## Written task:
Examine the entries and show every line in which the word "more" is found.

## Entries shown:
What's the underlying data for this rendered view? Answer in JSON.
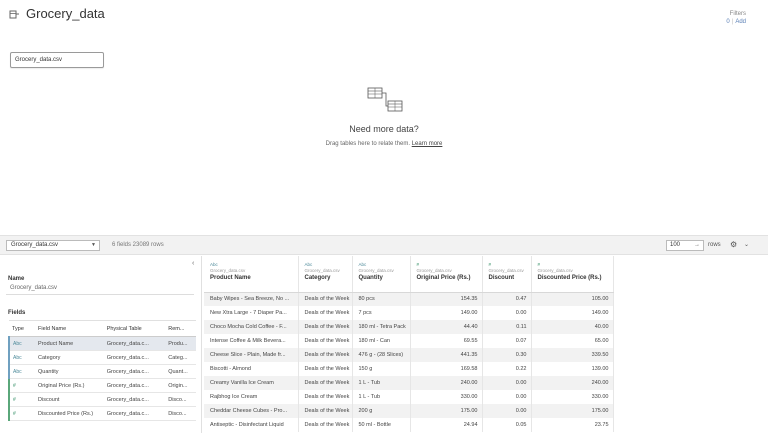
{
  "header": {
    "title": "Grocery_data",
    "filters_label": "Filters",
    "filters_count": "0",
    "filters_add": "Add"
  },
  "canvas": {
    "table_chip": "Grocery_data.csv",
    "need_title": "Need more data?",
    "need_sub": "Drag tables here to relate them.",
    "need_link": "Learn more"
  },
  "toolbar": {
    "table_select": "Grocery_data.csv",
    "meta": "6 fields 23089 rows",
    "rows_value": "100",
    "rows_label": "rows"
  },
  "left_panel": {
    "name_label": "Name",
    "name_value": "Grocery_data.csv",
    "fields_label": "Fields",
    "columns": [
      "Type",
      "Field Name",
      "Physical Table",
      "Rem..."
    ],
    "rows": [
      {
        "type": "Abc",
        "type_kind": "str",
        "field": "Product Name",
        "table": "Grocery_data.c...",
        "remote": "Produ...",
        "selected": true
      },
      {
        "type": "Abc",
        "type_kind": "str",
        "field": "Category",
        "table": "Grocery_data.c...",
        "remote": "Categ...",
        "selected": false
      },
      {
        "type": "Abc",
        "type_kind": "str",
        "field": "Quantity",
        "table": "Grocery_data.c...",
        "remote": "Quant...",
        "selected": false
      },
      {
        "type": "#",
        "type_kind": "num",
        "field": "Original Price (Rs.)",
        "table": "Grocery_data.c...",
        "remote": "Origin...",
        "selected": false
      },
      {
        "type": "#",
        "type_kind": "num",
        "field": "Discount",
        "table": "Grocery_data.c...",
        "remote": "Disco...",
        "selected": false
      },
      {
        "type": "#",
        "type_kind": "num",
        "field": "Discounted Price (Rs.)",
        "table": "Grocery_data.c...",
        "remote": "Disco...",
        "selected": false
      }
    ]
  },
  "grid": {
    "columns": [
      {
        "type": "Abc",
        "type_kind": "str",
        "source": "Grocery_data.csv",
        "name": "Product Name"
      },
      {
        "type": "Abc",
        "type_kind": "str",
        "source": "Grocery_data.csv",
        "name": "Category"
      },
      {
        "type": "Abc",
        "type_kind": "str",
        "source": "Grocery_data.csv",
        "name": "Quantity"
      },
      {
        "type": "#",
        "type_kind": "num",
        "source": "Grocery_data.csv",
        "name": "Original Price (Rs.)"
      },
      {
        "type": "#",
        "type_kind": "num",
        "source": "Grocery_data.csv",
        "name": "Discount"
      },
      {
        "type": "#",
        "type_kind": "num",
        "source": "Grocery_data.csv",
        "name": "Discounted Price (Rs.)"
      }
    ],
    "rows": [
      [
        "Baby Wipes - Sea Breeze, No ...",
        "Deals of the Week",
        "80 pcs",
        "154.35",
        "0.47",
        "105.00"
      ],
      [
        "New Xtra Large - 7 Diaper Pa...",
        "Deals of the Week",
        "7 pcs",
        "149.00",
        "0.00",
        "149.00"
      ],
      [
        "Choco Mocha Cold Coffee - F...",
        "Deals of the Week",
        "180 ml - Tetra Pack",
        "44.40",
        "0.11",
        "40.00"
      ],
      [
        "Intense Coffee & Milk Bevera...",
        "Deals of the Week",
        "180 ml - Can",
        "69.55",
        "0.07",
        "65.00"
      ],
      [
        "Cheese Slice - Plain, Made fr...",
        "Deals of the Week",
        "476 g - (28 Slices)",
        "441.35",
        "0.30",
        "339.50"
      ],
      [
        "Biscotti - Almond",
        "Deals of the Week",
        "150 g",
        "169.58",
        "0.22",
        "139.00"
      ],
      [
        "Creamy Vanilla Ice Cream",
        "Deals of the Week",
        "1 L - Tub",
        "240.00",
        "0.00",
        "240.00"
      ],
      [
        "Rajbhog Ice Cream",
        "Deals of the Week",
        "1 L - Tub",
        "330.00",
        "0.00",
        "330.00"
      ],
      [
        "Cheddar Cheese Cubes - Pro...",
        "Deals of the Week",
        "200 g",
        "175.00",
        "0.00",
        "175.00"
      ],
      [
        "Antiseptic - Disinfectant Liquid",
        "Deals of the Week",
        "50 ml - Bottle",
        "24.94",
        "0.05",
        "23.75"
      ]
    ]
  }
}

## Solution for this task:
    "need_title": "Need more data?",
    "need_link": "Learn more"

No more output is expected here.